─── RECORDED INFORMATION

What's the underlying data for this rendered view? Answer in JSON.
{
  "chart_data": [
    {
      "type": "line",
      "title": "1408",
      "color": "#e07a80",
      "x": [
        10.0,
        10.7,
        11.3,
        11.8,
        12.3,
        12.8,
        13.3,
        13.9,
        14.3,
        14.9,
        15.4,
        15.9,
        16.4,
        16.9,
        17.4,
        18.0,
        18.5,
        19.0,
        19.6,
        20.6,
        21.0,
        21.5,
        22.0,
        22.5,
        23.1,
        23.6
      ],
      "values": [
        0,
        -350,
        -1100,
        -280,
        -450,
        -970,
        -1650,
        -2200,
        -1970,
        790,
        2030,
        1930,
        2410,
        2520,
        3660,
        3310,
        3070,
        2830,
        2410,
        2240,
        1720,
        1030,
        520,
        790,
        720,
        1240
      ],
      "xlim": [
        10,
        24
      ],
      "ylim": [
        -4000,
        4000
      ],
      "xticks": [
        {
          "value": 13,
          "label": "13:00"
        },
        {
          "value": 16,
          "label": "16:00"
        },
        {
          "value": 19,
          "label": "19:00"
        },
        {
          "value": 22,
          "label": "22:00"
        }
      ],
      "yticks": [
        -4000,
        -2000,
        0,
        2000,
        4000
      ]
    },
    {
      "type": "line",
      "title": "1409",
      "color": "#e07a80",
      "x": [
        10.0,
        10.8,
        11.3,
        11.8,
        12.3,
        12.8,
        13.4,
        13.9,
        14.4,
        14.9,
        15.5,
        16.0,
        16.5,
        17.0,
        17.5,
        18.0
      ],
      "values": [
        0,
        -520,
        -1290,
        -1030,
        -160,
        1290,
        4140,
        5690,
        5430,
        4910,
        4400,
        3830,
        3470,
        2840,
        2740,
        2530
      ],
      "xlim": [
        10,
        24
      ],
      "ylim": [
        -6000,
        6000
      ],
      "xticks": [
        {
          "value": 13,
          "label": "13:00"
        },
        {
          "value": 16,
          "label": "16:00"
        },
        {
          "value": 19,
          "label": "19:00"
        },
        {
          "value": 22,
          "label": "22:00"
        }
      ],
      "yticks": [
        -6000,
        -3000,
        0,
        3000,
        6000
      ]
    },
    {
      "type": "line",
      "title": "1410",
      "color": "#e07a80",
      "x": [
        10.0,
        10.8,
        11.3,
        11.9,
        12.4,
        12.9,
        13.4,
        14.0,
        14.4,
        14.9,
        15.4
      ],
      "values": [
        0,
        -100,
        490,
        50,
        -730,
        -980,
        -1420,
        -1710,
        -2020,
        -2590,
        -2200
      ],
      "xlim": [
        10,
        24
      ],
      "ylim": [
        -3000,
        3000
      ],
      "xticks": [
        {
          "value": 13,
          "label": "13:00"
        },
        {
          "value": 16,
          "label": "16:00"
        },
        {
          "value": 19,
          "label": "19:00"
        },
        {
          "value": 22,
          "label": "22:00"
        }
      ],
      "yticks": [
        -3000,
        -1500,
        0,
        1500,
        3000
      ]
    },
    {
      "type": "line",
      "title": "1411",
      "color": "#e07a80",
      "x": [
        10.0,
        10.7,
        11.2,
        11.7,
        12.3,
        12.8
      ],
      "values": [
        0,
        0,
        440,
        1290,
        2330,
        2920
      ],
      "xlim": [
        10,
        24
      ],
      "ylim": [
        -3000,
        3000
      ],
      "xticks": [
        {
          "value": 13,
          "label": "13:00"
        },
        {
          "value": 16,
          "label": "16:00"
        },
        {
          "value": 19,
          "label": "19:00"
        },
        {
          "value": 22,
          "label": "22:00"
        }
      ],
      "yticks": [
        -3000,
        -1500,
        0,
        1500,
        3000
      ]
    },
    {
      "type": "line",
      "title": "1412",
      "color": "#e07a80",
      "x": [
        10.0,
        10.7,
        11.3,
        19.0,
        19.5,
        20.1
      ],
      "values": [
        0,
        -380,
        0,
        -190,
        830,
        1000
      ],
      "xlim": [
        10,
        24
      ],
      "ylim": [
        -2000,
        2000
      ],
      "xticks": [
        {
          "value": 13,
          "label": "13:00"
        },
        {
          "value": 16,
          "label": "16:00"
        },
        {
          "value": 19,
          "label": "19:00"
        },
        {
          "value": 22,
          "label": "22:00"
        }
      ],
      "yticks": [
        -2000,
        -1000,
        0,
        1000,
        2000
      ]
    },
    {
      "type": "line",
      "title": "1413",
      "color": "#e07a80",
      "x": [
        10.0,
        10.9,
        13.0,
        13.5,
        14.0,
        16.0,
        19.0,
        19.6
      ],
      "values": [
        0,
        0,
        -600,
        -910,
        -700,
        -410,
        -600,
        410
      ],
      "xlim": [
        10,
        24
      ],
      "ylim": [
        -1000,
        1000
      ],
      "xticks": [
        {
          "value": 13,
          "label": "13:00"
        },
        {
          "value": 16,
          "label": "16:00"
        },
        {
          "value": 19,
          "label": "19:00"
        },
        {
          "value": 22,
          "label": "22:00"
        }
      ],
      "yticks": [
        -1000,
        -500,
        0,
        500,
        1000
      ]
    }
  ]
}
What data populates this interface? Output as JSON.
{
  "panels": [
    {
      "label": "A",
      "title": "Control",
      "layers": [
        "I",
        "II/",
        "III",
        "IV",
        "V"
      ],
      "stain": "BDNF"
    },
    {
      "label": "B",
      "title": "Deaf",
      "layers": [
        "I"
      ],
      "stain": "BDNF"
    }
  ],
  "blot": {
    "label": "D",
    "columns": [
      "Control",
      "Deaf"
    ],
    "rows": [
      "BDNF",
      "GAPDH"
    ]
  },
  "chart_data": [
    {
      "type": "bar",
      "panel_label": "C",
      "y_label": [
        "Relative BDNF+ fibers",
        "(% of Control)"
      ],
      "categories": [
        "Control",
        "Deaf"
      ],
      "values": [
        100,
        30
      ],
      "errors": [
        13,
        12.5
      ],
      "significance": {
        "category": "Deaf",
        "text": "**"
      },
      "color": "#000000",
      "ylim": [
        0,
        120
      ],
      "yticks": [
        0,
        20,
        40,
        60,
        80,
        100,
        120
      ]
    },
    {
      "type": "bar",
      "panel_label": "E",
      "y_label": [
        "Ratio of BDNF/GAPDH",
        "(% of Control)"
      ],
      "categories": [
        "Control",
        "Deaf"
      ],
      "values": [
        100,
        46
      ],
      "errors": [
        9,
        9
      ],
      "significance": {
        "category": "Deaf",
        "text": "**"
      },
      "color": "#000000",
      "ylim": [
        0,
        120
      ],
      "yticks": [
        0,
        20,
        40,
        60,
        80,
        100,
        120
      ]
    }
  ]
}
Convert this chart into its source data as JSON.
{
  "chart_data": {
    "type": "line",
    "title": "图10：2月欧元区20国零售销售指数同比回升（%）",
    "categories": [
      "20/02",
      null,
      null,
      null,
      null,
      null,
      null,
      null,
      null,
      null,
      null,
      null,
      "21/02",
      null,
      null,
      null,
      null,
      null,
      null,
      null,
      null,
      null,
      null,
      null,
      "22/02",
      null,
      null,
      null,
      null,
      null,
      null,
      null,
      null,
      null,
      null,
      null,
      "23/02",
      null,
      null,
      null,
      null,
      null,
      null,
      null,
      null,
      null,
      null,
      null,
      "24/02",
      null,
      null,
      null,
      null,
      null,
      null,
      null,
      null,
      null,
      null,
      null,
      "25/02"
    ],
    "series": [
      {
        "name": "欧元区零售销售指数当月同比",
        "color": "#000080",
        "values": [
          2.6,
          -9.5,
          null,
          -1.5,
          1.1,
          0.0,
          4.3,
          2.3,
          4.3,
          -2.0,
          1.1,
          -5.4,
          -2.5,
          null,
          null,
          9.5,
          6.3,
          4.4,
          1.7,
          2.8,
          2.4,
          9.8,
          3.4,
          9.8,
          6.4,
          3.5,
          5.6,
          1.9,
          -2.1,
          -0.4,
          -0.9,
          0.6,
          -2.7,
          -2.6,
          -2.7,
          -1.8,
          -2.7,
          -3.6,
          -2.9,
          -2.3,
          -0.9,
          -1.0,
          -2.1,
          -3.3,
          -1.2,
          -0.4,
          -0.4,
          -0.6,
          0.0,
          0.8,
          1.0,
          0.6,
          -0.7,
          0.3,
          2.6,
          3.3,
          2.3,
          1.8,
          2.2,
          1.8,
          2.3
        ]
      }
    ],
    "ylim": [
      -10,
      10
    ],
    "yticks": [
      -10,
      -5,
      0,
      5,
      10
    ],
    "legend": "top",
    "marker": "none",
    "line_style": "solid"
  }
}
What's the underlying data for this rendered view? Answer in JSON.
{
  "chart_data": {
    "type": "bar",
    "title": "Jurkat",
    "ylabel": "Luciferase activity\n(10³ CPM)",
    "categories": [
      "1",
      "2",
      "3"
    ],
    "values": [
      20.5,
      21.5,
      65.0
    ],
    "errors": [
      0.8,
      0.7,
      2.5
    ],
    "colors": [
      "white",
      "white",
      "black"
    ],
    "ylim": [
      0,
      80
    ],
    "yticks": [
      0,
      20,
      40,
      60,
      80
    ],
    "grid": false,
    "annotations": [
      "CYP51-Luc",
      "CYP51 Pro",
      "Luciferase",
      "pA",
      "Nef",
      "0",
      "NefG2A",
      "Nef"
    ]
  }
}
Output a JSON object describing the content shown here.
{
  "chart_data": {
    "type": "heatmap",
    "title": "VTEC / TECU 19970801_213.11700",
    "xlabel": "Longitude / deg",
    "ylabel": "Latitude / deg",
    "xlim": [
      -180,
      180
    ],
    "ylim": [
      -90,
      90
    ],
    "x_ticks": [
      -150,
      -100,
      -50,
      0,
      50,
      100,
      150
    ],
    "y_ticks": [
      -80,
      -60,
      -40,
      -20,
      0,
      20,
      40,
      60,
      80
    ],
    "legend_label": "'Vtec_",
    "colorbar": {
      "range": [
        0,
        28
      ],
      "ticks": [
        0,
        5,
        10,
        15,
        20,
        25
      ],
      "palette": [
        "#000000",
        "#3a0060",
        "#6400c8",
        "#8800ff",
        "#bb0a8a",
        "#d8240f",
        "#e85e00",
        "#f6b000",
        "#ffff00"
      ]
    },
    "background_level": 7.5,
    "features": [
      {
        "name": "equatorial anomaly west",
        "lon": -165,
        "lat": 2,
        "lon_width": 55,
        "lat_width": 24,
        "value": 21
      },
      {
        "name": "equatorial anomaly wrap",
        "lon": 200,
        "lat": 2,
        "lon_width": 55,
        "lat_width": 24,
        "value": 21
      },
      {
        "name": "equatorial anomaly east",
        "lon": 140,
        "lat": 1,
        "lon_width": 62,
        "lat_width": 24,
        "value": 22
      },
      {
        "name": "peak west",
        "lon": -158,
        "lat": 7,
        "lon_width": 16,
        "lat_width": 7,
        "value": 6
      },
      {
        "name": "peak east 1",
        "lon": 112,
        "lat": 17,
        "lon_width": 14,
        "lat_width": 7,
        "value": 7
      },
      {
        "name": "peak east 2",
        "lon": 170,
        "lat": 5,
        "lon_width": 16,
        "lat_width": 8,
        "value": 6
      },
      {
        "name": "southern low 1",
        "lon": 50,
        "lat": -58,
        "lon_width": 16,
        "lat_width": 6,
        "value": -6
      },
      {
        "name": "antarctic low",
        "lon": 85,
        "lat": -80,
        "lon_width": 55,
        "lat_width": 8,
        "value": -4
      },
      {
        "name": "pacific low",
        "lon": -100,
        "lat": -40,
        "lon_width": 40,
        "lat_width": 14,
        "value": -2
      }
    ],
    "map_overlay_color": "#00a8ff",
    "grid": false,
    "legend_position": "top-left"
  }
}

──────

From the data, pick out every line that includes "Output".

What data populates this interface? Output as JSON.
Output a JSON object describing the content shown here.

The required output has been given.